[Source records]
╔══
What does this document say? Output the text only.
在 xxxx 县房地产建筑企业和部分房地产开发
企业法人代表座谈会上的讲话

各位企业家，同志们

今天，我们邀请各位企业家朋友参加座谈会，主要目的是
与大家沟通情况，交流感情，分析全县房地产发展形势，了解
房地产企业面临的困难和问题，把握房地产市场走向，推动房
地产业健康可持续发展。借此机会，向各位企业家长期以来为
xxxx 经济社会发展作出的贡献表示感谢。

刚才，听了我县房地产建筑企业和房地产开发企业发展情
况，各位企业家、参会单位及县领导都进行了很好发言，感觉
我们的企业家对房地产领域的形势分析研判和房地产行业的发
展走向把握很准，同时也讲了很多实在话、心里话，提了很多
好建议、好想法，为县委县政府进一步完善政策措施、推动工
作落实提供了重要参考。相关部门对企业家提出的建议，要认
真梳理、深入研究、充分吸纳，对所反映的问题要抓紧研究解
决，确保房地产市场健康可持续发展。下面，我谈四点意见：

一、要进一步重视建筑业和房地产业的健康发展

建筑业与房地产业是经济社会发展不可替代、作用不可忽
╚══
> Exercise aim
Search the listing for the word "xxxx" and return each line that holds it.

> Answer in full
在 xxxx 县房地产建筑企业和部分房地产开发
xxxx 经济社会发展作出的贡献表示感谢。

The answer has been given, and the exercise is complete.